» Short task: Count the lines in the items below that contain the string "flagged", treating uppercase and lowercase as different, and give only the number.

» Exercise inputs:
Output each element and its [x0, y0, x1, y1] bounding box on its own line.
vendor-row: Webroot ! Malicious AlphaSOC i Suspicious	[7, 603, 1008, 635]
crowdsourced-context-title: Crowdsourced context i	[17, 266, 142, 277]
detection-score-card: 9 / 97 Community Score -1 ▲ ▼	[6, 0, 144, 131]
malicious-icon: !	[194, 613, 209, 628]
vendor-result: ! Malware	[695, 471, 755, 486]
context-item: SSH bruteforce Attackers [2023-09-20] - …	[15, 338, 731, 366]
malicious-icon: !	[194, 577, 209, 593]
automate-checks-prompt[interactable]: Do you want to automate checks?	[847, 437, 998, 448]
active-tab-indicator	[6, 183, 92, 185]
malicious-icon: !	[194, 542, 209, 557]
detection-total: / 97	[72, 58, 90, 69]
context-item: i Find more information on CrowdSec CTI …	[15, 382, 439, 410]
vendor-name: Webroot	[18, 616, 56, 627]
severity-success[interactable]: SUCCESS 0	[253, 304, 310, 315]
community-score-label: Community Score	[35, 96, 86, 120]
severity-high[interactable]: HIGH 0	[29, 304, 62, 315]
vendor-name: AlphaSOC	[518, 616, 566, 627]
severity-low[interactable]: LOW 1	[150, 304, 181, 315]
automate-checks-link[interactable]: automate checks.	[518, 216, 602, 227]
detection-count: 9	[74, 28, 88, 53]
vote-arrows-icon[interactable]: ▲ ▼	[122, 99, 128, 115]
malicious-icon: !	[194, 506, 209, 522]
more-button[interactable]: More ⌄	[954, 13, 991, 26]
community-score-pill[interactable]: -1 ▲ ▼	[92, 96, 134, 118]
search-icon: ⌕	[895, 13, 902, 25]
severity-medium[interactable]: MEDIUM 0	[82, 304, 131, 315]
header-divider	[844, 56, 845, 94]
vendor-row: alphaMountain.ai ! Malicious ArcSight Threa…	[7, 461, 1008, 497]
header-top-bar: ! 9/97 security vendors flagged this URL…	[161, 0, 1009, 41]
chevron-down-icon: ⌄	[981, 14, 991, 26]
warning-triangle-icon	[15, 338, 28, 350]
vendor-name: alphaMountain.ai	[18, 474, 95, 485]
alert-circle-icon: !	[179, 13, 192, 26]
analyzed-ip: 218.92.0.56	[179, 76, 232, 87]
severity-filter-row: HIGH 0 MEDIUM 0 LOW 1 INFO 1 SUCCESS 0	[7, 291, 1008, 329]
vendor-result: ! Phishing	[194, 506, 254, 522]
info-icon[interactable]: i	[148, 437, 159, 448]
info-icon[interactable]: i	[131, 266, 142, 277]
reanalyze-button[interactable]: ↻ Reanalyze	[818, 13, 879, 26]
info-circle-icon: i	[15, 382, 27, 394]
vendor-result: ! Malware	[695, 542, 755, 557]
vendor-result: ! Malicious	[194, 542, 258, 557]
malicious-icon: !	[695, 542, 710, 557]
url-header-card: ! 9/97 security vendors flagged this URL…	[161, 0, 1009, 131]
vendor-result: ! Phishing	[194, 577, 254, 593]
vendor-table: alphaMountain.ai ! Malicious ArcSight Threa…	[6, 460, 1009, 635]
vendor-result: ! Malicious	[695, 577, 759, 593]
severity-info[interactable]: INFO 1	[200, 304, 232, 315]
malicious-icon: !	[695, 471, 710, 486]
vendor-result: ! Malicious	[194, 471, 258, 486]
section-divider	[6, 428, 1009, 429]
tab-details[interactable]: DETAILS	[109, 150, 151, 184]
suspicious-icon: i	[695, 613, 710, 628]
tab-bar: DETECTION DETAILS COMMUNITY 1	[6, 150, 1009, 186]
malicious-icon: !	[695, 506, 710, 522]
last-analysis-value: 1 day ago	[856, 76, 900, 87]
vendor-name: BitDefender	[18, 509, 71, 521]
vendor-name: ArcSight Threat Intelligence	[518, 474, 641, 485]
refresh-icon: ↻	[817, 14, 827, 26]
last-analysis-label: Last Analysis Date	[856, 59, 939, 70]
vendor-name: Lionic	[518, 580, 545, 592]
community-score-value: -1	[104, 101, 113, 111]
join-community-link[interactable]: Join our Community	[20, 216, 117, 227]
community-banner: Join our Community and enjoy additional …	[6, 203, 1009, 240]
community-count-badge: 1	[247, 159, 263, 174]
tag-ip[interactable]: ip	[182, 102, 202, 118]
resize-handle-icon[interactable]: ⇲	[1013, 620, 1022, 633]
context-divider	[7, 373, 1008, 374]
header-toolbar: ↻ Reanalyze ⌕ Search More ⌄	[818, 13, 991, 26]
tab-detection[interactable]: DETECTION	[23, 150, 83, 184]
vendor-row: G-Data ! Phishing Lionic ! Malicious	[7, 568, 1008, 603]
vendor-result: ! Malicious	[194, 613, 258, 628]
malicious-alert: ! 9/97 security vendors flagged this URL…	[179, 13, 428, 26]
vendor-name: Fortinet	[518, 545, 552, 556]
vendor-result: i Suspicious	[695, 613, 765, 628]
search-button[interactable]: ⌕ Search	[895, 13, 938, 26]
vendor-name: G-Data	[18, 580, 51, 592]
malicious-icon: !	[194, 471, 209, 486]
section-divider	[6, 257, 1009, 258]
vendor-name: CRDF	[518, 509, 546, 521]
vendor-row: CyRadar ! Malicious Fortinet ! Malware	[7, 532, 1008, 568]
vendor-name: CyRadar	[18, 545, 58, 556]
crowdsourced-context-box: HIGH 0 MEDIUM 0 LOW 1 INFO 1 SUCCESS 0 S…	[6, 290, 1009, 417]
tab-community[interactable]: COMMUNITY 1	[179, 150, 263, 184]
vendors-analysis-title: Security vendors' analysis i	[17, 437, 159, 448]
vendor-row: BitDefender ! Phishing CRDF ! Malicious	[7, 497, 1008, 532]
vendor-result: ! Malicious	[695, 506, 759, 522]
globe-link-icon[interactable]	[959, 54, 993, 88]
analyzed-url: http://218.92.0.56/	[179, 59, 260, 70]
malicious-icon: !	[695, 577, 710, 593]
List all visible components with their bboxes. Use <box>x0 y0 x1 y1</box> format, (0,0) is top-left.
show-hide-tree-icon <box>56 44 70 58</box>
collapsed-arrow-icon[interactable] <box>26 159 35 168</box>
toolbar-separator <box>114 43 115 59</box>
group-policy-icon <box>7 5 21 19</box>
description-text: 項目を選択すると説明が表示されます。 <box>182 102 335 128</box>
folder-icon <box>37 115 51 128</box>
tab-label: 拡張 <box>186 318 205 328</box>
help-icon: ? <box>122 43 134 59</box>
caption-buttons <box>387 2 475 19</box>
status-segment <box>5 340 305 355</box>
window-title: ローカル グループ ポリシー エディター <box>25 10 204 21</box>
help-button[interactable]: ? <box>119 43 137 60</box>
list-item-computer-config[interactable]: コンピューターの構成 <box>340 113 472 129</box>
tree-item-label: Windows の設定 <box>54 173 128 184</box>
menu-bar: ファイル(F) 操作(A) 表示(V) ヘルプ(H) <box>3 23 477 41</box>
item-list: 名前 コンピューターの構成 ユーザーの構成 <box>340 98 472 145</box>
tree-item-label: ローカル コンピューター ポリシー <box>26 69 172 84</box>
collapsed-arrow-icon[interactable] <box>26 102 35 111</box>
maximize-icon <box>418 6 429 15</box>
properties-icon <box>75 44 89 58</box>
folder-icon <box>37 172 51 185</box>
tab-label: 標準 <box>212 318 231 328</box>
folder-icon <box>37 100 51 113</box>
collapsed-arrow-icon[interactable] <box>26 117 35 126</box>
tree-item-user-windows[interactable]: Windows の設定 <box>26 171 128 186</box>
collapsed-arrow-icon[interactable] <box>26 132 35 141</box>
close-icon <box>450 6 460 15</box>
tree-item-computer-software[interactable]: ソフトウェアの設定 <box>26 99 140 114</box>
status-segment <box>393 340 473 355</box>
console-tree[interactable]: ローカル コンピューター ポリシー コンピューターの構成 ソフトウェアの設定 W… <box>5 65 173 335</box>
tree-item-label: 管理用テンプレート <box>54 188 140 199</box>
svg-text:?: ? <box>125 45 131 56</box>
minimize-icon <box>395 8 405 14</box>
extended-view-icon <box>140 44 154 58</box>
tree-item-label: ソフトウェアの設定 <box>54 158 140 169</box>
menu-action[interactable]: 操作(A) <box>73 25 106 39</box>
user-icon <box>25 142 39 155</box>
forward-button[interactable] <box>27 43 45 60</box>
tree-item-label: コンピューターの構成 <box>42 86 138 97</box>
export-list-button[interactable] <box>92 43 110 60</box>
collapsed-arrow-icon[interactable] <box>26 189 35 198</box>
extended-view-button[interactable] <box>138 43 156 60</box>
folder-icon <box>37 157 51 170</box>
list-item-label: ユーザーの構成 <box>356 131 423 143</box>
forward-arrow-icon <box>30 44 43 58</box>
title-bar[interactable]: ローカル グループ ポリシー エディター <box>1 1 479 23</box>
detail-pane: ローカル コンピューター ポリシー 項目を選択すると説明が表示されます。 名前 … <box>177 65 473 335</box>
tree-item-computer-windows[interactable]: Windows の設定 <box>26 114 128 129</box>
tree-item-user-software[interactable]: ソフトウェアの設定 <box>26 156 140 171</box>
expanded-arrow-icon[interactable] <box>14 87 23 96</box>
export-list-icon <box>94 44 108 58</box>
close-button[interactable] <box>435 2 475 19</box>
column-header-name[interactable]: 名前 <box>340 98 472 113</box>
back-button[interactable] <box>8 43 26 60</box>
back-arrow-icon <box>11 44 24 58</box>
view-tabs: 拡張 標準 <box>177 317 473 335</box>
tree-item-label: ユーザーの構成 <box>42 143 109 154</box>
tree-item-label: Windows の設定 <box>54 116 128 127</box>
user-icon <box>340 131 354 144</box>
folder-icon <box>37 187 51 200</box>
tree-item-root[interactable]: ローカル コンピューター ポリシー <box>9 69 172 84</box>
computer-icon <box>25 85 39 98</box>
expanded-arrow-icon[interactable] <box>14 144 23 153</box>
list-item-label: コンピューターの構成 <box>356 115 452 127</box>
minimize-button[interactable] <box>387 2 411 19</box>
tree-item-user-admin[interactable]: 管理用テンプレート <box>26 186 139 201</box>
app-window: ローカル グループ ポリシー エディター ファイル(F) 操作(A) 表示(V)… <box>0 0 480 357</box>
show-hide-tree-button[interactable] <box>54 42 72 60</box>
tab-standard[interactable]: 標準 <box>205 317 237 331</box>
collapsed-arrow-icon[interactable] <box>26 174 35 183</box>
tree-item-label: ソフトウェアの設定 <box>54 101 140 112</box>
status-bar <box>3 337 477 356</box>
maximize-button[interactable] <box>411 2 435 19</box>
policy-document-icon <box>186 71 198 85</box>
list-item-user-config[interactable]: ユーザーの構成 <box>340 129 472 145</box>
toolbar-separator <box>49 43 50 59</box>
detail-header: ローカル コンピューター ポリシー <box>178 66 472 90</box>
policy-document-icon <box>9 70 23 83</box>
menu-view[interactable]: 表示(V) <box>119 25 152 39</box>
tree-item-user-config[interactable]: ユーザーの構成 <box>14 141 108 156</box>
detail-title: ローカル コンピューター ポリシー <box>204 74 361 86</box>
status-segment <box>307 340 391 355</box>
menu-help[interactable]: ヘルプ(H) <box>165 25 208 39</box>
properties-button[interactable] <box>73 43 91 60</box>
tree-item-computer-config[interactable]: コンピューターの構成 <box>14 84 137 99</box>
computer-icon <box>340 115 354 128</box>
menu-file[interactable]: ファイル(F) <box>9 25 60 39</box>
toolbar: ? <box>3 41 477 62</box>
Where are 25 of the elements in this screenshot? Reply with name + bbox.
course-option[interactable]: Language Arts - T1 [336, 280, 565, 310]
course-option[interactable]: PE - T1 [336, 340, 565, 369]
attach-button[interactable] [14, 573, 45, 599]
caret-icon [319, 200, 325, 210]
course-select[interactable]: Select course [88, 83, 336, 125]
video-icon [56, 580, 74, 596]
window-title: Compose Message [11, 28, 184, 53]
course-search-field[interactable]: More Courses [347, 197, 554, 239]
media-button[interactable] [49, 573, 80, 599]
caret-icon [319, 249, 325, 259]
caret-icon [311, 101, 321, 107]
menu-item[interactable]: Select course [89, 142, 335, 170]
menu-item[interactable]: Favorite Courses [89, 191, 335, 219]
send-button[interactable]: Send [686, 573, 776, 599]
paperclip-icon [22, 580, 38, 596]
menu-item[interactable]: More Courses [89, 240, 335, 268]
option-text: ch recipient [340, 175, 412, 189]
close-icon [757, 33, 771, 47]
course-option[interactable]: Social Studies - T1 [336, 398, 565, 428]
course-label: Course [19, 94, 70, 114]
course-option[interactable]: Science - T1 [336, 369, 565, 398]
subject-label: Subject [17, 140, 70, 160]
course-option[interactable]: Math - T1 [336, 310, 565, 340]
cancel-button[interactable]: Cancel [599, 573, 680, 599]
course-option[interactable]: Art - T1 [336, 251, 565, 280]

» The solution: 3